INPUT RECORDS>
++++++

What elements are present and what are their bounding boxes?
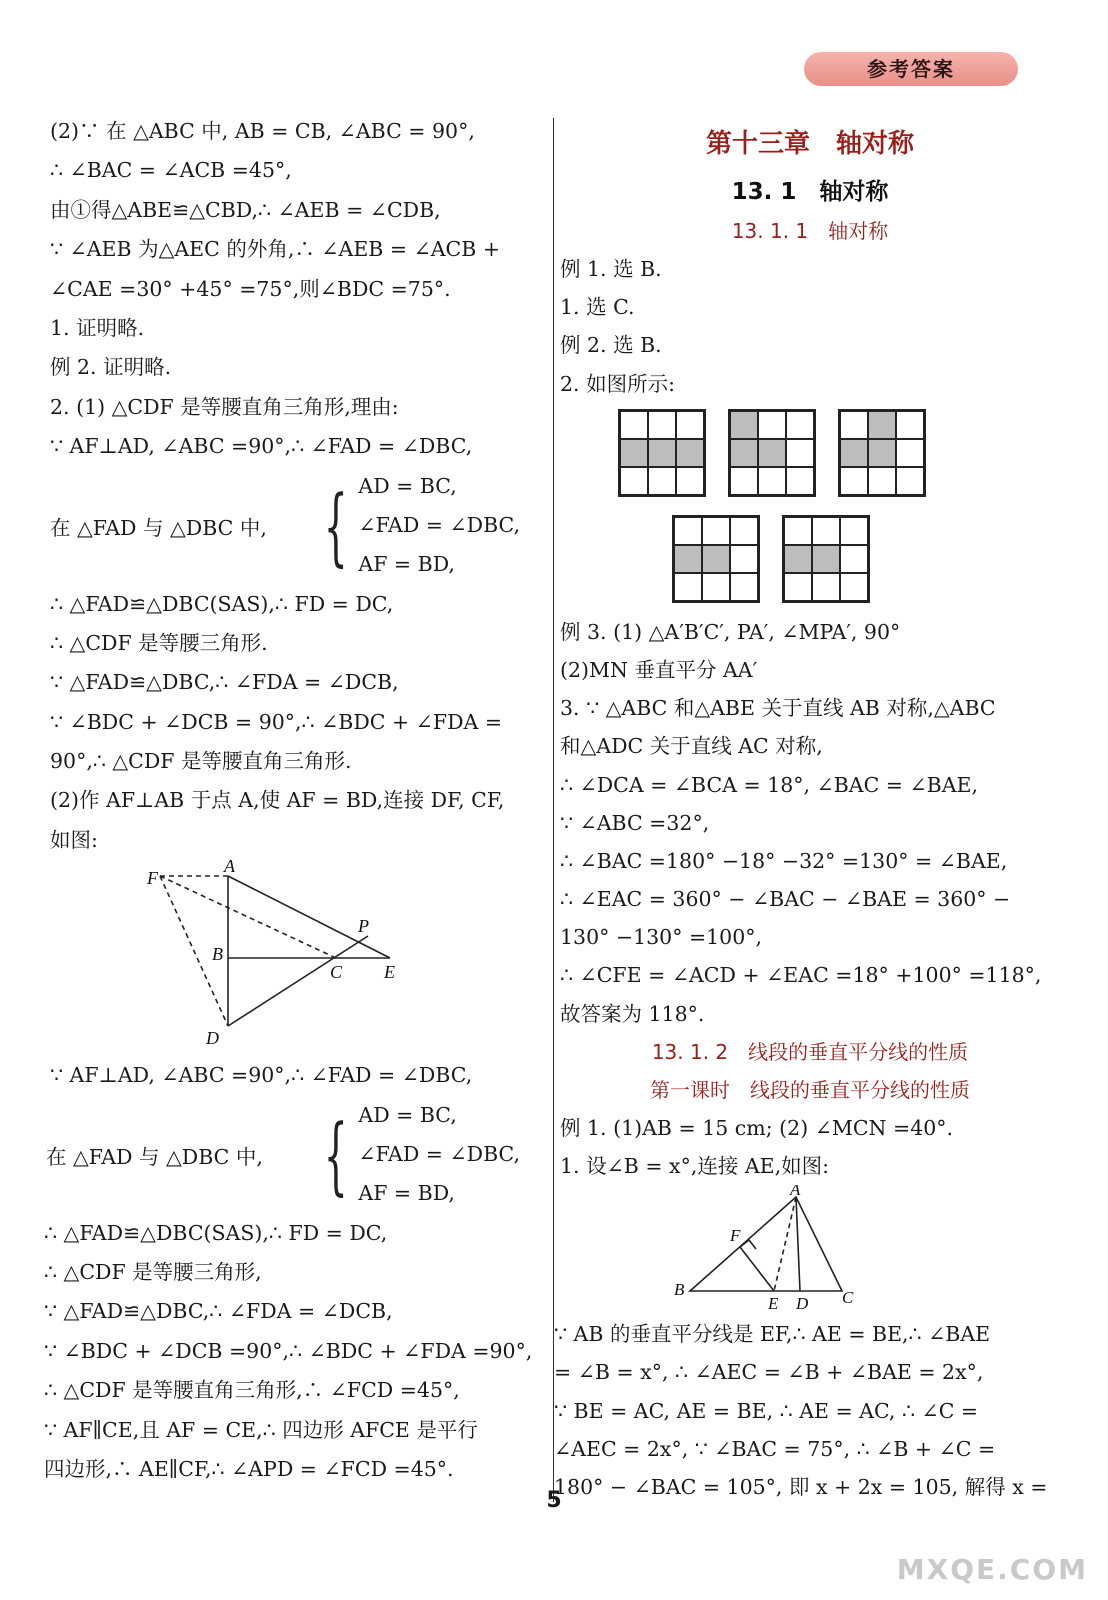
label-a: A <box>790 1185 801 1200</box>
text-line: ∵ ∠BDC + ∠DCB = 90°,∴ ∠BDC + ∠FDA = <box>50 709 503 734</box>
text-line: 四边形,∴ AE∥CF,∴ ∠APD = ∠FCD =45°. <box>44 1456 454 1481</box>
text-line: ∴ △CDF 是等腰三角形, <box>44 1260 262 1285</box>
text-line: 1. 设∠B = x°,连接 AE,如图: <box>560 1154 830 1178</box>
figure-2 <box>560 1185 1060 1315</box>
label-f: F <box>147 868 158 889</box>
text-line: ∵ AF⊥AD, ∠ABC =90°,∴ ∠FAD = ∠DBC, <box>50 1063 473 1088</box>
lines-a <box>560 250 1060 403</box>
triangle-abc <box>690 1197 842 1291</box>
page-number: 5 <box>546 1488 562 1513</box>
text-line: ∠AEC = 2x°, ∵ ∠BAC = 75°, ∴ ∠B + ∠C = <box>554 1436 996 1461</box>
text-line: ∴ △FAD≌△DBC(SAS),∴ FD = DC, <box>44 1220 388 1245</box>
text-line: 例 2. 证明略. <box>50 355 172 380</box>
label-e: E <box>384 962 395 983</box>
text-line: ∵ △FAD≌△DBC,∴ ∠FDA = ∠DCB, <box>50 670 399 695</box>
text-line: ∵ △FAD≌△DBC,∴ ∠FDA = ∠DCB, <box>44 1299 393 1324</box>
brace-lines <box>358 467 520 584</box>
column-divider <box>553 118 554 1502</box>
label-d: D <box>206 1028 219 1049</box>
text-line: ∵ ∠AEB 为△AEC 的外角,∴ ∠AEB = ∠ACB + <box>50 237 500 262</box>
text-line: ∵ ∠BDC + ∠DCB =90°,∴ ∠BDC + ∠FDA =90°, <box>44 1338 533 1363</box>
label-a: A <box>224 860 235 877</box>
subsection-title: 13. 1. 1 轴对称 <box>731 219 889 243</box>
text-line: 例 1. (1)AB = 15 cm; (2) ∠MCN =40°. <box>560 1115 954 1140</box>
lines-a <box>50 112 520 467</box>
brace-lead: 在 △FAD 与 △DBC 中, <box>46 1144 263 1169</box>
text-line: 和△ADC 关于直线 AC 对称, <box>560 734 823 759</box>
grid-1 <box>618 409 706 497</box>
text-line: 例 3. (1) △A′B′C′, PA′, ∠MPA′, 90° <box>560 619 901 644</box>
section-title: 13. 1 轴对称 <box>731 179 889 205</box>
label-c: C <box>842 1288 854 1308</box>
brace-line: ∠FAD = ∠DBC, <box>358 513 520 538</box>
lines-d <box>554 1315 1060 1506</box>
text-line: 1. 证明略. <box>50 315 145 340</box>
text-line: 2. (1) △CDF 是等腰直角三角形,理由: <box>50 394 399 419</box>
text-line: ∠CAE =30° +45° =75°,则∠BDC =75°. <box>50 276 451 301</box>
text-line: (2)∵ 在 △ABC 中, AB = CB, ∠ABC = 90°, <box>50 119 475 143</box>
grid-5 <box>782 515 870 603</box>
text-line: ∵ ∠ABC =32°, <box>560 810 710 835</box>
text-line: (2)作 AF⊥AB 于点 A,使 AF = BD,连接 DF, CF, <box>50 788 505 813</box>
grid-3 <box>838 409 926 497</box>
text-line: 2. 如图所示: <box>560 371 675 396</box>
brace-symbol: { <box>323 476 348 575</box>
right-angle-mark <box>740 1240 756 1249</box>
text-line: 如图: <box>50 827 98 852</box>
text-line: 3. ∵ △ABC 和△ABE 关于直线 AB 对称,△ABC <box>560 696 996 721</box>
text-line: ∴ △FAD≌△DBC(SAS),∴ FD = DC, <box>50 591 394 616</box>
label-e: E <box>768 1294 779 1314</box>
label-c: C <box>330 962 343 983</box>
brace-line: AD = BC, <box>358 474 457 499</box>
text-line: ∴ ∠CFE = ∠ACD + ∠EAC =18° +100° =118°, <box>560 963 1042 988</box>
text-line: 130° −130° =100°, <box>560 925 763 950</box>
symmetry-grids <box>560 403 1060 613</box>
text-line: 1. 选 C. <box>560 295 635 320</box>
figure-1-svg <box>50 860 520 1056</box>
lines-b <box>50 585 520 861</box>
brace-system-1 <box>50 467 520 585</box>
brace-lead: 在 △FAD 与 △DBC 中, <box>50 515 267 540</box>
text-line: 故答案为 118°. <box>560 1001 705 1026</box>
text-line: ∵ AF∥CE,且 AF = CE,∴ 四边形 AFCE 是平行 <box>44 1417 478 1442</box>
label-d: D <box>796 1294 809 1314</box>
brace-line: AF = BD, <box>358 1181 455 1206</box>
brace-line: AD = BC, <box>358 1103 457 1128</box>
text-line: ∵ AB 的垂直平分线是 EF,∴ AE = BE,∴ ∠BAE <box>554 1322 991 1347</box>
brace-symbol: { <box>323 1105 348 1204</box>
label-p: P <box>358 916 369 937</box>
left-column <box>44 112 533 1489</box>
text-line: ∵ AF⊥AD, ∠ABC =90°,∴ ∠FAD = ∠DBC, <box>50 434 473 459</box>
text-line: ∴ △CDF 是等腰三角形. <box>50 630 268 655</box>
text-line: (2)MN 垂直平分 AA′ <box>560 657 758 682</box>
text-line: ∴ △CDF 是等腰直角三角形,∴ ∠FCD =45°, <box>44 1378 460 1403</box>
brace-line: ∠FAD = ∠DBC, <box>358 1142 520 1167</box>
subsection-title: 13. 1. 2 线段的垂直平分线的性质 <box>651 1039 969 1064</box>
watermark: MXQE.COM <box>896 1553 1088 1586</box>
segment-dp <box>228 936 368 1026</box>
right-column <box>554 112 1060 1506</box>
figure-1 <box>50 860 520 1056</box>
brace-line: AF = BD, <box>358 552 455 577</box>
brace-system-2 <box>46 1096 520 1214</box>
text-line: ∴ ∠DCA = ∠BCA = 18°, ∠BAC = ∠BAE, <box>560 772 979 797</box>
label-f: F <box>730 1226 741 1246</box>
text-line: ∴ ∠BAC = ∠ACB =45°, <box>50 158 292 183</box>
text-line: 例 1. 选 B. <box>560 257 662 281</box>
lines-b <box>560 613 1060 1033</box>
text-line: ∵ BE = AC, AE = BE, ∴ AE = AC, ∴ ∠C = <box>554 1398 979 1423</box>
answer-badge: 参考答案 <box>804 52 1018 86</box>
text-line: 例 2. 选 B. <box>560 333 662 358</box>
brace-lines <box>358 1096 520 1213</box>
segment-ad <box>796 1197 800 1291</box>
text-line: = ∠B = x°, ∴ ∠AEC = ∠B + ∠BAE = 2x°, <box>554 1360 984 1385</box>
label-b: B <box>674 1280 685 1300</box>
lesson-title: 第一课时 线段的垂直平分线的性质 <box>650 1077 970 1102</box>
text-line: 由①得△ABE≌△CBD,∴ ∠AEB = ∠CDB, <box>50 197 441 222</box>
text-line: 180° − ∠BAC = 105°, 即 x + 2x = 105, 解得 x = <box>554 1474 1048 1499</box>
grid-2 <box>728 409 816 497</box>
segment-ae <box>774 1197 796 1291</box>
grid-4 <box>672 515 760 603</box>
lines-c <box>560 1109 1060 1185</box>
text-line: ∴ ∠EAC = 360° − ∠BAC − ∠BAE = 360° − <box>560 887 1011 912</box>
label-b: B <box>212 944 223 965</box>
lines-d <box>44 1214 533 1490</box>
chapter-title: 第十三章 轴对称 <box>705 129 914 159</box>
text-line: ∴ ∠BAC =180° −18° −32° =130° = ∠BAE, <box>560 848 1008 873</box>
lines-c <box>50 1056 520 1095</box>
text-line: 90°,∴ △CDF 是等腰直角三角形. <box>50 749 352 774</box>
figure-2-svg <box>560 1185 1060 1315</box>
segment-fe <box>740 1247 774 1291</box>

++++++

WRITTEN INSTRUCTION> Please quote the lines starting with the one containing "label-a: A <box>790 1185 801 1200</box>" and ending with the one containing "text-line: ∴ △CDF 是等腰三角形, <box>44", including both of those lines.

THE SOLUTION>
label-a: A <box>790 1185 801 1200</box>
text-line: ∵ ∠BDC + ∠DCB = 90°,∴ ∠BDC + ∠FDA = <box>50 709 503 734</box>
text-line: 四边形,∴ AE∥CF,∴ ∠APD = ∠FCD =45°. <box>44 1456 454 1481</box>
text-line: ∴ △CDF 是等腰三角形, <box>44 1260 262 1285</box>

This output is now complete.